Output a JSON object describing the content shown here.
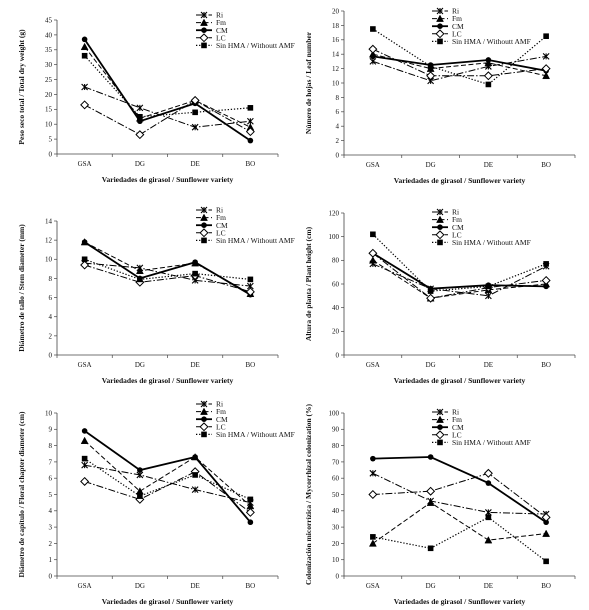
{
  "figure": {
    "series_names": [
      "Ri",
      "Fm",
      "CM",
      "LC",
      "Sin HMA / Withoutt AMF"
    ],
    "styles": [
      {
        "marker": "x",
        "dash": "7 2 1.5 2",
        "width": 1
      },
      {
        "marker": "triangle",
        "dash": "5 2.5",
        "width": 1
      },
      {
        "marker": "circle",
        "dash": "",
        "width": 1.8
      },
      {
        "marker": "diamond",
        "dash": "7 2 1.5 2",
        "width": 1
      },
      {
        "marker": "square",
        "dash": "1.3 1.8",
        "width": 1.2
      }
    ],
    "line_color": "#000000"
  },
  "chart_data": [
    {
      "type": "line",
      "categories": [
        "GSA",
        "DG",
        "DE",
        "BO"
      ],
      "xlabel": "Variedades de girasol / Sunflower variety",
      "ylabel": "Peso seco total / Total dry weight (g)",
      "ylim": [
        0,
        45
      ],
      "yticks": [
        0,
        5,
        10,
        15,
        20,
        25,
        30,
        35,
        40,
        45
      ],
      "legend_position": "top-right",
      "series": [
        {
          "name": "Ri",
          "values": [
            22.5,
            15.5,
            9,
            11
          ]
        },
        {
          "name": "Fm",
          "values": [
            36,
            12,
            18,
            9
          ]
        },
        {
          "name": "CM",
          "values": [
            38.5,
            11,
            17,
            4.5
          ]
        },
        {
          "name": "LC",
          "values": [
            16.5,
            6.5,
            18,
            7.5
          ]
        },
        {
          "name": "Sin HMA / Withoutt AMF",
          "values": [
            33,
            12.5,
            14,
            15.5
          ]
        }
      ]
    },
    {
      "type": "line",
      "categories": [
        "GSA",
        "DG",
        "DE",
        "BO"
      ],
      "xlabel": "Variedades de girasol / Sunflower variety",
      "ylabel": "Número de hojas / Leaf number",
      "ylim": [
        0,
        20
      ],
      "yticks": [
        0,
        2,
        4,
        6,
        8,
        10,
        12,
        14,
        16,
        18,
        20
      ],
      "legend_position": "top-right",
      "series": [
        {
          "name": "Ri",
          "values": [
            13,
            10.3,
            12.3,
            13.7
          ]
        },
        {
          "name": "Fm",
          "values": [
            14,
            12,
            12.8,
            11
          ]
        },
        {
          "name": "CM",
          "values": [
            13.7,
            12.5,
            13.2,
            11.7
          ]
        },
        {
          "name": "LC",
          "values": [
            14.7,
            11,
            11,
            12
          ]
        },
        {
          "name": "Sin HMA / Withoutt AMF",
          "values": [
            17.5,
            12.3,
            9.8,
            16.5
          ]
        }
      ]
    },
    {
      "type": "line",
      "categories": [
        "GSA",
        "DG",
        "DE",
        "BO"
      ],
      "xlabel": "Variedades de girasol / Sunflower variety",
      "ylabel": "Diámetro de tallo / Stem diameter (mm)",
      "ylim": [
        0,
        14
      ],
      "yticks": [
        0,
        2,
        4,
        6,
        8,
        10,
        12,
        14
      ],
      "legend_position": "top-right",
      "series": [
        {
          "name": "Ri",
          "values": [
            9.6,
            9.1,
            7.8,
            7.2
          ]
        },
        {
          "name": "Fm",
          "values": [
            11.8,
            8.8,
            9.6,
            6.4
          ]
        },
        {
          "name": "CM",
          "values": [
            11.8,
            8,
            9.7,
            6.3
          ]
        },
        {
          "name": "LC",
          "values": [
            9.4,
            7.6,
            8.3,
            6.6
          ]
        },
        {
          "name": "Sin HMA / Withoutt AMF",
          "values": [
            10,
            7.9,
            8.5,
            7.9
          ]
        }
      ]
    },
    {
      "type": "line",
      "categories": [
        "GSA",
        "DG",
        "DE",
        "BO"
      ],
      "xlabel": "Variedades de girasol / Sunflower variety",
      "ylabel": "Altura de planta / Plant height (cm)",
      "ylim": [
        0,
        120
      ],
      "yticks": [
        0,
        20,
        40,
        60,
        80,
        100,
        120
      ],
      "legend_position": "top-right",
      "series": [
        {
          "name": "Ri",
          "values": [
            77,
            56,
            50,
            75
          ]
        },
        {
          "name": "Fm",
          "values": [
            80,
            48,
            55,
            60
          ]
        },
        {
          "name": "CM",
          "values": [
            86,
            56,
            59,
            58
          ]
        },
        {
          "name": "LC",
          "values": [
            86,
            48,
            57,
            63
          ]
        },
        {
          "name": "Sin HMA / Withoutt AMF",
          "values": [
            102,
            54,
            58,
            77
          ]
        }
      ]
    },
    {
      "type": "line",
      "categories": [
        "GSA",
        "DG",
        "DE",
        "BO"
      ],
      "xlabel": "Variedades de girasol / Sunflower variety",
      "ylabel": "Diámetro de capítulo / Floral chapter diameter (cm)",
      "ylim": [
        0,
        10
      ],
      "yticks": [
        0,
        1,
        2,
        3,
        4,
        5,
        6,
        7,
        8,
        9,
        10
      ],
      "legend_position": "top-right",
      "series": [
        {
          "name": "Ri",
          "values": [
            6.8,
            6.2,
            5.3,
            4.5
          ]
        },
        {
          "name": "Fm",
          "values": [
            8.3,
            5.2,
            7.3,
            4.3
          ]
        },
        {
          "name": "CM",
          "values": [
            8.9,
            6.5,
            7.3,
            3.3
          ]
        },
        {
          "name": "LC",
          "values": [
            5.8,
            4.7,
            6.4,
            3.9
          ]
        },
        {
          "name": "Sin HMA / Withoutt AMF",
          "values": [
            7.2,
            4.9,
            6.2,
            4.7
          ]
        }
      ]
    },
    {
      "type": "line",
      "categories": [
        "GSA",
        "DG",
        "DE",
        "BO"
      ],
      "xlabel": "Variedades de girasol / Sunflower variety",
      "ylabel": "Colonización micorrízica / Mycorrhizal colonization (%)",
      "ylim": [
        0,
        100
      ],
      "yticks": [
        0,
        10,
        20,
        30,
        40,
        50,
        60,
        70,
        80,
        90,
        100
      ],
      "legend_position": "top-right",
      "series": [
        {
          "name": "Ri",
          "values": [
            63,
            46,
            39,
            38
          ]
        },
        {
          "name": "Fm",
          "values": [
            20,
            45,
            22,
            26
          ]
        },
        {
          "name": "CM",
          "values": [
            72,
            73,
            57,
            33
          ]
        },
        {
          "name": "LC",
          "values": [
            50,
            52,
            63,
            36
          ]
        },
        {
          "name": "Sin HMA / Withoutt AMF",
          "values": [
            24,
            17,
            36,
            9
          ]
        }
      ]
    }
  ]
}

◆ Set task ◆
Search the data for the string "Diámetro" and copy each line where it appears.

◆ Task answer ◆
      "ylabel": "Diámetro de tallo / Stem diameter (mm)",
      "ylabel": "Diámetro de capítulo / Floral chapter diameter (cm)",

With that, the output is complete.